--- TASK DETAILS ---
Every record is to be transcribed exactly as written.

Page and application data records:
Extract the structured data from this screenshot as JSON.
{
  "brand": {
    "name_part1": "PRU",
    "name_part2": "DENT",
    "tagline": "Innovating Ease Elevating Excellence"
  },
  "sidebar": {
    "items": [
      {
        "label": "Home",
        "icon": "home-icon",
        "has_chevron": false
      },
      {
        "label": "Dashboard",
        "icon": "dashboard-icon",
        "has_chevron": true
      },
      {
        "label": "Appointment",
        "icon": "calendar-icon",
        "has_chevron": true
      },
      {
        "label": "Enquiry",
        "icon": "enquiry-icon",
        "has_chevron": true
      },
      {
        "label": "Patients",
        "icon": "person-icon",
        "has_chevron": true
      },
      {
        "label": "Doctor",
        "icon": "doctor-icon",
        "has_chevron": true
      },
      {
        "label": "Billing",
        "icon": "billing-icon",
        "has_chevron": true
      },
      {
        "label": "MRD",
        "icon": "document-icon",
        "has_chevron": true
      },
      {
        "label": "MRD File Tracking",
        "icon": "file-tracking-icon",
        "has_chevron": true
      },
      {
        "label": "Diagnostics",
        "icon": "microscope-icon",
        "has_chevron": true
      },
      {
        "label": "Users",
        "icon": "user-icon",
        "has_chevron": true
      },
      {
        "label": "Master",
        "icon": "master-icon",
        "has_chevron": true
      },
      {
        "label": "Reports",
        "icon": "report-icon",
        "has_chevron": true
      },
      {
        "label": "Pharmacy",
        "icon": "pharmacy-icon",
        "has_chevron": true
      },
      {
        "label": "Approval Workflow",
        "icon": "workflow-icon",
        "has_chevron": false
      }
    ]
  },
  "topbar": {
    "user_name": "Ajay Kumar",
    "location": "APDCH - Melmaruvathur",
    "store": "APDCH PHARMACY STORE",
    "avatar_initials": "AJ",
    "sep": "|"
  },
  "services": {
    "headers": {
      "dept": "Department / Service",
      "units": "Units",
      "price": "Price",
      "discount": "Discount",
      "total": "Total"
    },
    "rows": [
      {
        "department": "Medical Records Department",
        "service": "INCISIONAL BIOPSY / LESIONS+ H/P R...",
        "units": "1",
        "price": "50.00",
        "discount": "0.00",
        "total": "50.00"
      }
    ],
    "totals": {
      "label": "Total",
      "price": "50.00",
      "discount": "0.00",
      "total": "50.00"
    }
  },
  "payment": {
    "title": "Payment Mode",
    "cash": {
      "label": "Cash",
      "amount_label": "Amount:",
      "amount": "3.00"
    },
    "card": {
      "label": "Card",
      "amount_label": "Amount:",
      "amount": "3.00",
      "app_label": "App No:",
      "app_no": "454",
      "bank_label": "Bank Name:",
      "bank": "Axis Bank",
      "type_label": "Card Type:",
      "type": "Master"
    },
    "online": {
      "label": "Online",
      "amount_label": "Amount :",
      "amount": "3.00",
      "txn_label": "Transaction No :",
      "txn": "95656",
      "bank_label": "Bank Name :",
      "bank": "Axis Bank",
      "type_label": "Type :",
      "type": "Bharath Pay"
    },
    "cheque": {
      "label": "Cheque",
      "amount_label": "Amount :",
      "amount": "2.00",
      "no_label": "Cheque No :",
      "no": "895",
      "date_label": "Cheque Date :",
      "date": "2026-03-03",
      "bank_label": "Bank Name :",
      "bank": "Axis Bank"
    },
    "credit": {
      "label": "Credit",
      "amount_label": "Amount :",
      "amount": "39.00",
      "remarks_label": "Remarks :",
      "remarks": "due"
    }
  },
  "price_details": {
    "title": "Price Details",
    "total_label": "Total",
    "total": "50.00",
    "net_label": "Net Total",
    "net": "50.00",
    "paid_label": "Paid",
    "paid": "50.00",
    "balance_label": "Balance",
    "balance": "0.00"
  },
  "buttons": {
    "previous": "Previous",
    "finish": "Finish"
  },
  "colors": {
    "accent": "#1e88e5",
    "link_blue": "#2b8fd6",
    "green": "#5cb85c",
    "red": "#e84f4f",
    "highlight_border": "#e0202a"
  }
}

--- TASK SOLUTION ---
Extract the structured data from this screenshot as JSON.
{
  "brand": {
    "name_part1": "PRU",
    "name_part2": "DENT",
    "tagline": "Innovating Ease Elevating Excellence"
  },
  "sidebar": {
    "items": [
      {
        "label": "Home",
        "icon": "home-icon",
        "has_chevron": false
      },
      {
        "label": "Dashboard",
        "icon": "dashboard-icon",
        "has_chevron": true
      },
      {
        "label": "Appointment",
        "icon": "calendar-icon",
        "has_chevron": true
      },
      {
        "label": "Enquiry",
        "icon": "enquiry-icon",
        "has_chevron": true
      },
      {
        "label": "Patients",
        "icon": "person-icon",
        "has_chevron": true
      },
      {
        "label": "Doctor",
        "icon": "doctor-icon",
        "has_chevron": true
      },
      {
        "label": "Billing",
        "icon": "billing-icon",
        "has_chevron": true
      },
      {
        "label": "MRD",
        "icon": "document-icon",
        "has_chevron": true
      },
      {
        "label": "MRD File Tracking",
        "icon": "file-tracking-icon",
        "has_chevron": true
      },
      {
        "label": "Diagnostics",
        "icon": "microscope-icon",
        "has_chevron": true
      },
      {
        "label": "Users",
        "icon": "user-icon",
        "has_chevron": true
      },
      {
        "label": "Master",
        "icon": "master-icon",
        "has_chevron": true
      },
      {
        "label": "Reports",
        "icon": "report-icon",
        "has_chevron": true
      },
      {
        "label": "Pharmacy",
        "icon": "pharmacy-icon",
        "has_chevron": true
      },
      {
        "label": "Approval Workflow",
        "icon": "workflow-icon",
        "has_chevron": false
      }
    ]
  },
  "topbar": {
    "user_name": "Ajay Kumar",
    "location": "APDCH - Melmaruvathur",
    "store": "APDCH PHARMACY STORE",
    "avatar_initials": "AJ",
    "sep": "|"
  },
  "services": {
    "headers": {
      "dept": "Department / Service",
      "units": "Units",
      "price": "Price",
      "discount": "Discount",
      "total": "Total"
    },
    "rows": [
      {
        "department": "Medical Records Department",
        "service": "INCISIONAL BIOPSY / LESIONS+ H/P R...",
        "units": "1",
        "price": "50.00",
        "discount": "0.00",
        "total": "50.00"
      }
    ],
    "totals": {
      "label": "Total",
      "price": "50.00",
      "discount": "0.00",
      "total": "50.00"
    }
  },
  "payment": {
    "title": "Payment Mode",
    "cash": {
      "label": "Cash",
      "amount_label": "Amount:",
      "amount": "3.00"
    },
    "card": {
      "label": "Card",
      "amount_label": "Amount:",
      "amount": "3.00",
      "app_label": "App No:",
      "app_no": "454",
      "bank_label": "Bank Name:",
      "bank": "Axis Bank",
      "type_label": "Card Type:",
      "type": "Master"
    },
    "online": {
      "label": "Online",
      "amount_label": "Amount :",
      "amount": "3.00",
      "txn_label": "Transaction No :",
      "txn": "95656",
      "bank_label": "Bank Name :",
      "bank": "Axis Bank",
      "type_label": "Type :",
      "type": "Bharath Pay"
    },
    "cheque": {
      "label": "Cheque",
      "amount_label": "Amount :",
      "amount": "2.00",
      "no_label": "Cheque No :",
      "no": "895",
      "date_label": "Cheque Date :",
      "date": "2026-03-03",
      "bank_label": "Bank Name :",
      "bank": "Axis Bank"
    },
    "credit": {
      "label": "Credit",
      "amount_label": "Amount :",
      "amount": "39.00",
      "remarks_label": "Remarks :",
      "remarks": "due"
    }
  },
  "price_details": {
    "title": "Price Details",
    "total_label": "Total",
    "total": "50.00",
    "net_label": "Net Total",
    "net": "50.00",
    "paid_label": "Paid",
    "paid": "50.00",
    "balance_label": "Balance",
    "balance": "0.00"
  },
  "buttons": {
    "previous": "Previous",
    "finish": "Finish"
  },
  "colors": {
    "accent": "#1e88e5",
    "link_blue": "#2b8fd6",
    "green": "#5cb85c",
    "red": "#e84f4f",
    "highlight_border": "#e0202a"
  }
}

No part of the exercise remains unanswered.